• **Figure record listings**:

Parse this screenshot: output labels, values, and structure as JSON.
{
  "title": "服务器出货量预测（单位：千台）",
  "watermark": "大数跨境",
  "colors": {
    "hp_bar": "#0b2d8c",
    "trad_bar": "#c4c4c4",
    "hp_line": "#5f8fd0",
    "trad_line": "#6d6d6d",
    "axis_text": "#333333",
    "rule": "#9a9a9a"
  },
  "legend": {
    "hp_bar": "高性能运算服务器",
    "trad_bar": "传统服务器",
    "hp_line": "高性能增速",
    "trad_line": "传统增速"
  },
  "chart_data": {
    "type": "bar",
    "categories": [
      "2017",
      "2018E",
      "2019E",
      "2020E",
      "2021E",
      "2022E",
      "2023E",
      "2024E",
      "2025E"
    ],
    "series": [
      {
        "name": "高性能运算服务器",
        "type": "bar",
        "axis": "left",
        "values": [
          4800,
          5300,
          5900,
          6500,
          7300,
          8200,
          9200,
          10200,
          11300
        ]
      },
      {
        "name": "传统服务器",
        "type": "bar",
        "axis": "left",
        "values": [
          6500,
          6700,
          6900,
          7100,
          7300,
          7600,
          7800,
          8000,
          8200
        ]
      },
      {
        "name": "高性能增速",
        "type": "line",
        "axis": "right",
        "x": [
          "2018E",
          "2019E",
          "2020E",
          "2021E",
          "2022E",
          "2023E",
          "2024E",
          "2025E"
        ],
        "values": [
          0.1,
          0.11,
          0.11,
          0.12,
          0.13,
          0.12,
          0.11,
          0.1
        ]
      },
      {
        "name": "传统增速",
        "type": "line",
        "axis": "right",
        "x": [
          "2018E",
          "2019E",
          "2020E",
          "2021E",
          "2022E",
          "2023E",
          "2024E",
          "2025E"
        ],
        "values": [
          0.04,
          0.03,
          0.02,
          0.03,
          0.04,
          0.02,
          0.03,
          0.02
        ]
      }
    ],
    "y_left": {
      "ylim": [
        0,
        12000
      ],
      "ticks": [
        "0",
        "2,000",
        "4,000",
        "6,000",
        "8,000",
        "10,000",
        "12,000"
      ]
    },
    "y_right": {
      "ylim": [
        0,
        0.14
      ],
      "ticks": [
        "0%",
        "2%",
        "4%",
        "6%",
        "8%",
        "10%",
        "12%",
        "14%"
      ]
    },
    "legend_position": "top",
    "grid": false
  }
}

• **Exercise objective**: From the records above, extract every entry exactly as given.

• **The output**:
Parse this screenshot: output labels, values, and structure as JSON.
{
  "title": "服务器出货量预测（单位：千台）",
  "watermark": "大数跨境",
  "colors": {
    "hp_bar": "#0b2d8c",
    "trad_bar": "#c4c4c4",
    "hp_line": "#5f8fd0",
    "trad_line": "#6d6d6d",
    "axis_text": "#333333",
    "rule": "#9a9a9a"
  },
  "legend": {
    "hp_bar": "高性能运算服务器",
    "trad_bar": "传统服务器",
    "hp_line": "高性能增速",
    "trad_line": "传统增速"
  },
  "chart_data": {
    "type": "bar",
    "categories": [
      "2017",
      "2018E",
      "2019E",
      "2020E",
      "2021E",
      "2022E",
      "2023E",
      "2024E",
      "2025E"
    ],
    "series": [
      {
        "name": "高性能运算服务器",
        "type": "bar",
        "axis": "left",
        "values": [
          4800,
          5300,
          5900,
          6500,
          7300,
          8200,
          9200,
          10200,
          11300
        ]
      },
      {
        "name": "传统服务器",
        "type": "bar",
        "axis": "left",
        "values": [
          6500,
          6700,
          6900,
          7100,
          7300,
          7600,
          7800,
          8000,
          8200
        ]
      },
      {
        "name": "高性能增速",
        "type": "line",
        "axis": "right",
        "x": [
          "2018E",
          "2019E",
          "2020E",
          "2021E",
          "2022E",
          "2023E",
          "2024E",
          "2025E"
        ],
        "values": [
          0.1,
          0.11,
          0.11,
          0.12,
          0.13,
          0.12,
          0.11,
          0.1
        ]
      },
      {
        "name": "传统增速",
        "type": "line",
        "axis": "right",
        "x": [
          "2018E",
          "2019E",
          "2020E",
          "2021E",
          "2022E",
          "2023E",
          "2024E",
          "2025E"
        ],
        "values": [
          0.04,
          0.03,
          0.02,
          0.03,
          0.04,
          0.02,
          0.03,
          0.02
        ]
      }
    ],
    "y_left": {
      "ylim": [
        0,
        12000
      ],
      "ticks": [
        "0",
        "2,000",
        "4,000",
        "6,000",
        "8,000",
        "10,000",
        "12,000"
      ]
    },
    "y_right": {
      "ylim": [
        0,
        0.14
      ],
      "ticks": [
        "0%",
        "2%",
        "4%",
        "6%",
        "8%",
        "10%",
        "12%",
        "14%"
      ]
    },
    "legend_position": "top",
    "grid": false
  }
}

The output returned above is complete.